### Task prompt
Copy out every record precisely.

### Records for the task
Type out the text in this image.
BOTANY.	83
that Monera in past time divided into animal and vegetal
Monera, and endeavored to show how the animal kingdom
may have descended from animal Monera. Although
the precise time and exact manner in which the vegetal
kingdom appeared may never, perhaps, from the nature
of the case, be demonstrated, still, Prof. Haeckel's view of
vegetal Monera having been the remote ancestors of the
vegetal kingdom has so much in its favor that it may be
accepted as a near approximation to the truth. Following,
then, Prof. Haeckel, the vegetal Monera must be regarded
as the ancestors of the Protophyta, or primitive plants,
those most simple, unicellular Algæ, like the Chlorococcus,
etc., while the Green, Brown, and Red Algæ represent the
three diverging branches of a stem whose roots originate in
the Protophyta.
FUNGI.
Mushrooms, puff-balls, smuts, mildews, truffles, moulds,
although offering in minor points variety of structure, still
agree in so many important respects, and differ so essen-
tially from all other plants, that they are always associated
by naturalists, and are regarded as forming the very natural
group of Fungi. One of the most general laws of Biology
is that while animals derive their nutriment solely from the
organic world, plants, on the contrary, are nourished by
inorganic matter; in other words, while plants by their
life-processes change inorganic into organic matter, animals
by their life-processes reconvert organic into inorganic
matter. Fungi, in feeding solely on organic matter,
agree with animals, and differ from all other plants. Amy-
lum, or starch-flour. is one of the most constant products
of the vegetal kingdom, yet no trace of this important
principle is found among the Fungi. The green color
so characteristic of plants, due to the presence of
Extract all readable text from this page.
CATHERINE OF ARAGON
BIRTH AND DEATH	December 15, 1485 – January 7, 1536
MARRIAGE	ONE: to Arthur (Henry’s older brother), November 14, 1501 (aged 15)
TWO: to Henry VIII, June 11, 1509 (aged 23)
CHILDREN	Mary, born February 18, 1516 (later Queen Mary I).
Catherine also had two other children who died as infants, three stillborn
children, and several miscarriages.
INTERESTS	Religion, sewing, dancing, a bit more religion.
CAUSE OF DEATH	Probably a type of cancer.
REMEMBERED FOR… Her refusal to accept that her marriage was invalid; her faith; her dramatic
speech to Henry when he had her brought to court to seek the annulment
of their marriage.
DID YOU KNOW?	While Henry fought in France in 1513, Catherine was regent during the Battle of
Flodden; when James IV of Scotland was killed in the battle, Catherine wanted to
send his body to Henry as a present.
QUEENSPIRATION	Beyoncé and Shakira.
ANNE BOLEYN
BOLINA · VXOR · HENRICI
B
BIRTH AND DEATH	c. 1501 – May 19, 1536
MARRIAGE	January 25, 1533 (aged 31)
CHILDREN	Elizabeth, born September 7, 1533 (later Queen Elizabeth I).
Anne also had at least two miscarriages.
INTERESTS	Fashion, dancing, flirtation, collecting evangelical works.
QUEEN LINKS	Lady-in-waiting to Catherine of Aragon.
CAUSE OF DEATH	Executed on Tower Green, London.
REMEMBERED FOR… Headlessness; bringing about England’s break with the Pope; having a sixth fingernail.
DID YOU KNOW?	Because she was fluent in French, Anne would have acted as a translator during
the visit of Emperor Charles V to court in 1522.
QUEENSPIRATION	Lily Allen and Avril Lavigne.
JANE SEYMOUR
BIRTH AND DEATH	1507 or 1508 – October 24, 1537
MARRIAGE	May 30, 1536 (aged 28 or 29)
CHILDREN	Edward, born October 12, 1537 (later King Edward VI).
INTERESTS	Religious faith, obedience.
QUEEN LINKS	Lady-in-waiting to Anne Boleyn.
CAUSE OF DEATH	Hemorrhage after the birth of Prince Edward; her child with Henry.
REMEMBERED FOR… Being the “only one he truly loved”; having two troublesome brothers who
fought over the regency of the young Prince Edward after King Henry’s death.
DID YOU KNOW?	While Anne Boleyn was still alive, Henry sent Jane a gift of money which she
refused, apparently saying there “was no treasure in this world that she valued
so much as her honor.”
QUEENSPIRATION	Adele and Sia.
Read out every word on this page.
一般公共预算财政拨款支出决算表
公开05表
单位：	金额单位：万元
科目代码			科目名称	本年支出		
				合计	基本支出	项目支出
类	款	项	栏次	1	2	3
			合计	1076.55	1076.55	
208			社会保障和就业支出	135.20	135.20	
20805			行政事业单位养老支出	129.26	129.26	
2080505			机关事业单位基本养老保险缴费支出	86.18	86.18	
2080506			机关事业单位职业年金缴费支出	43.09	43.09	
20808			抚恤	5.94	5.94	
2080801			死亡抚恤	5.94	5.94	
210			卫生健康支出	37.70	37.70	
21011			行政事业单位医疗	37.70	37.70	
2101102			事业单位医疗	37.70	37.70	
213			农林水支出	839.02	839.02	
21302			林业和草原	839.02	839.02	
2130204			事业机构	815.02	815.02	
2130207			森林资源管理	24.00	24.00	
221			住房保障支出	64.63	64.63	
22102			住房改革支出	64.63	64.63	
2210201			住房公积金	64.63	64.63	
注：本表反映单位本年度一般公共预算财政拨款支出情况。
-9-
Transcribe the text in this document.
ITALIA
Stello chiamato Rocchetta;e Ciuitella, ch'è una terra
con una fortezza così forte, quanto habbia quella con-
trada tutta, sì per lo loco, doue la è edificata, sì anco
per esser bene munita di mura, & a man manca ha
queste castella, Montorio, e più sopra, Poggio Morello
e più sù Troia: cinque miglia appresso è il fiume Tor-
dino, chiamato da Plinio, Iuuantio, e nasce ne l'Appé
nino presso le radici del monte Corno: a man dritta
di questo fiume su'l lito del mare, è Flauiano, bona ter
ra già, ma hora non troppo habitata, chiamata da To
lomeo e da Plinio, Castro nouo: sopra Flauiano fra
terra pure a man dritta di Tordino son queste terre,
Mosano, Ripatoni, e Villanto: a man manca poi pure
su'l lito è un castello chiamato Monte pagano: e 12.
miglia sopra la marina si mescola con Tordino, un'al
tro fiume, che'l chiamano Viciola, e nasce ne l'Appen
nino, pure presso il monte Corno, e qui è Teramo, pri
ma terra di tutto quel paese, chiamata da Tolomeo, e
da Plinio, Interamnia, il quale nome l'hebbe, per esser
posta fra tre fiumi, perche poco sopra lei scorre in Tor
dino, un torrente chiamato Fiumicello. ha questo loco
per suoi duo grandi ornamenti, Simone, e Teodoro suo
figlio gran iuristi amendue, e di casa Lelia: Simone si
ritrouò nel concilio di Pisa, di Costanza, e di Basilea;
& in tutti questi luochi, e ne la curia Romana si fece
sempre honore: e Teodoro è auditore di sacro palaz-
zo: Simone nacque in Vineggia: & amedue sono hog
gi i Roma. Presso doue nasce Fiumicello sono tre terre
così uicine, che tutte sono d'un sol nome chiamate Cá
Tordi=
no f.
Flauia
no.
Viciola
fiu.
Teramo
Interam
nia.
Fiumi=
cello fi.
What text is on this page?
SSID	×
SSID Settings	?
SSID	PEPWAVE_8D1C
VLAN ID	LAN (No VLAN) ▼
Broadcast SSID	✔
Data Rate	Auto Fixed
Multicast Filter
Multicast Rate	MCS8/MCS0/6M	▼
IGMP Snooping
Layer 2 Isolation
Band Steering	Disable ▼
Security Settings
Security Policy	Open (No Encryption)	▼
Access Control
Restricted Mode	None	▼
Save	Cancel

### Result below
Type out the text in this image.
BOTANY.	83
that Monera in past time divided into animal and vegetal
Monera, and endeavored to show how the animal kingdom
may have descended from animal Monera. Although
the precise time and exact manner in which the vegetal
kingdom appeared may never, perhaps, from the nature
of the case, be demonstrated, still, Prof. Haeckel's view of
vegetal Monera having been the remote ancestors of the
vegetal kingdom has so much in its favor that it may be
accepted as a near approximation to the truth. Following,
then, Prof. Haeckel, the vegetal Monera must be regarded
as the ancestors of the Protophyta, or primitive plants,
those most simple, unicellular Algæ, like the Chlorococcus,
etc., while the Green, Brown, and Red Algæ represent the
three diverging branches of a stem whose roots originate in
the Protophyta.
FUNGI.
Mushrooms, puff-balls, smuts, mildews, truffles, moulds,
although offering in minor points variety of structure, still
agree in so many important respects, and differ so essen-
tially from all other plants, that they are always associated
by naturalists, and are regarded as forming the very natural
group of Fungi. One of the most general laws of Biology
is that while animals derive their nutriment solely from the
organic world, plants, on the contrary, are nourished by
inorganic matter; in other words, while plants by their
life-processes change inorganic into organic matter, animals
by their life-processes reconvert organic into inorganic
matter. Fungi, in feeding solely on organic matter,
agree with animals, and differ from all other plants. Amy-
lum, or starch-flour. is one of the most constant products
of the vegetal kingdom, yet no trace of this important
principle is found among the Fungi. The green color
so characteristic of plants, due to the presence of
Extract all readable text from this page.
CATHERINE OF ARAGON
BIRTH AND DEATH	December 15, 1485 – January 7, 1536
MARRIAGE	ONE: to Arthur (Henry’s older brother), November 14, 1501 (aged 15)
TWO: to Henry VIII, June 11, 1509 (aged 23)
CHILDREN	Mary, born February 18, 1516 (later Queen Mary I).
Catherine also had two other children who died as infants, three stillborn
children, and several miscarriages.
INTERESTS	Religion, sewing, dancing, a bit more religion.
CAUSE OF DEATH	Probably a type of cancer.
REMEMBERED FOR… Her refusal to accept that her marriage was invalid; her faith; her dramatic
speech to Henry when he had her brought to court to seek the annulment
of their marriage.
DID YOU KNOW?	While Henry fought in France in 1513, Catherine was regent during the Battle of
Flodden; when James IV of Scotland was killed in the battle, Catherine wanted to
send his body to Henry as a present.
QUEENSPIRATION	Beyoncé and Shakira.
ANNE BOLEYN
BOLINA · VXOR · HENRICI
B
BIRTH AND DEATH	c. 1501 – May 19, 1536
MARRIAGE	January 25, 1533 (aged 31)
CHILDREN	Elizabeth, born September 7, 1533 (later Queen Elizabeth I).
Anne also had at least two miscarriages.
INTERESTS	Fashion, dancing, flirtation, collecting evangelical works.
QUEEN LINKS	Lady-in-waiting to Catherine of Aragon.
CAUSE OF DEATH	Executed on Tower Green, London.
REMEMBERED FOR… Headlessness; bringing about England’s break with the Pope; having a sixth fingernail.
DID YOU KNOW?	Because she was fluent in French, Anne would have acted as a translator during
the visit of Emperor Charles V to court in 1522.
QUEENSPIRATION	Lily Allen and Avril Lavigne.
JANE SEYMOUR
BIRTH AND DEATH	1507 or 1508 – October 24, 1537
MARRIAGE	May 30, 1536 (aged 28 or 29)
CHILDREN	Edward, born October 12, 1537 (later King Edward VI).
INTERESTS	Religious faith, obedience.
QUEEN LINKS	Lady-in-waiting to Anne Boleyn.
CAUSE OF DEATH	Hemorrhage after the birth of Prince Edward; her child with Henry.
REMEMBERED FOR… Being the “only one he truly loved”; having two troublesome brothers who
fought over the regency of the young Prince Edward after King Henry’s death.
DID YOU KNOW?	While Anne Boleyn was still alive, Henry sent Jane a gift of money which she
refused, apparently saying there “was no treasure in this world that she valued
so much as her honor.”
QUEENSPIRATION	Adele and Sia.
Read out every word on this page.
一般公共预算财政拨款支出决算表
公开05表
单位：	金额单位：万元
科目代码			科目名称	本年支出		
				合计	基本支出	项目支出
类	款	项	栏次	1	2	3
			合计	1076.55	1076.55	
208			社会保障和就业支出	135.20	135.20	
20805			行政事业单位养老支出	129.26	129.26	
2080505			机关事业单位基本养老保险缴费支出	86.18	86.18	
2080506			机关事业单位职业年金缴费支出	43.09	43.09	
20808			抚恤	5.94	5.94	
2080801			死亡抚恤	5.94	5.94	
210			卫生健康支出	37.70	37.70	
21011			行政事业单位医疗	37.70	37.70	
2101102			事业单位医疗	37.70	37.70	
213			农林水支出	839.02	839.02	
21302			林业和草原	839.02	839.02	
2130204			事业机构	815.02	815.02	
2130207			森林资源管理	24.00	24.00	
221			住房保障支出	64.63	64.63	
22102			住房改革支出	64.63	64.63	
2210201			住房公积金	64.63	64.63	
注：本表反映单位本年度一般公共预算财政拨款支出情况。
-9-
Transcribe the text in this document.
ITALIA
Stello chiamato Rocchetta;e Ciuitella, ch'è una terra
con una fortezza così forte, quanto habbia quella con-
trada tutta, sì per lo loco, doue la è edificata, sì anco
per esser bene munita di mura, & a man manca ha
queste castella, Montorio, e più sopra, Poggio Morello
e più sù Troia: cinque miglia appresso è il fiume Tor-
dino, chiamato da Plinio, Iuuantio, e nasce ne l'Appé
nino presso le radici del monte Corno: a man dritta
di questo fiume su'l lito del mare, è Flauiano, bona ter
ra già, ma hora non troppo habitata, chiamata da To
lomeo e da Plinio, Castro nouo: sopra Flauiano fra
terra pure a man dritta di Tordino son queste terre,
Mosano, Ripatoni, e Villanto: a man manca poi pure
su'l lito è un castello chiamato Monte pagano: e 12.
miglia sopra la marina si mescola con Tordino, un'al
tro fiume, che'l chiamano Viciola, e nasce ne l'Appen
nino, pure presso il monte Corno, e qui è Teramo, pri
ma terra di tutto quel paese, chiamata da Tolomeo, e
da Plinio, Interamnia, il quale nome l'hebbe, per esser
posta fra tre fiumi, perche poco sopra lei scorre in Tor
dino, un torrente chiamato Fiumicello. ha questo loco
per suoi duo grandi ornamenti, Simone, e Teodoro suo
figlio gran iuristi amendue, e di casa Lelia: Simone si
ritrouò nel concilio di Pisa, di Costanza, e di Basilea;
& in tutti questi luochi, e ne la curia Romana si fece
sempre honore: e Teodoro è auditore di sacro palaz-
zo: Simone nacque in Vineggia: & amedue sono hog
gi i Roma. Presso doue nasce Fiumicello sono tre terre
così uicine, che tutte sono d'un sol nome chiamate Cá
Tordi=
no f.
Flauia
no.
Viciola
fiu.
Teramo
Interam
nia.
Fiumi=
cello fi.
What text is on this page?
SSID	×
SSID Settings	?
SSID	PEPWAVE_8D1C
VLAN ID	LAN (No VLAN) ▼
Broadcast SSID	✔
Data Rate	Auto Fixed
Multicast Filter
Multicast Rate	MCS8/MCS0/6M	▼
IGMP Snooping
Layer 2 Isolation
Band Steering	Disable ▼
Security Settings
Security Policy	Open (No Encryption)	▼
Access Control
Restricted Mode	None	▼
Save	Cancel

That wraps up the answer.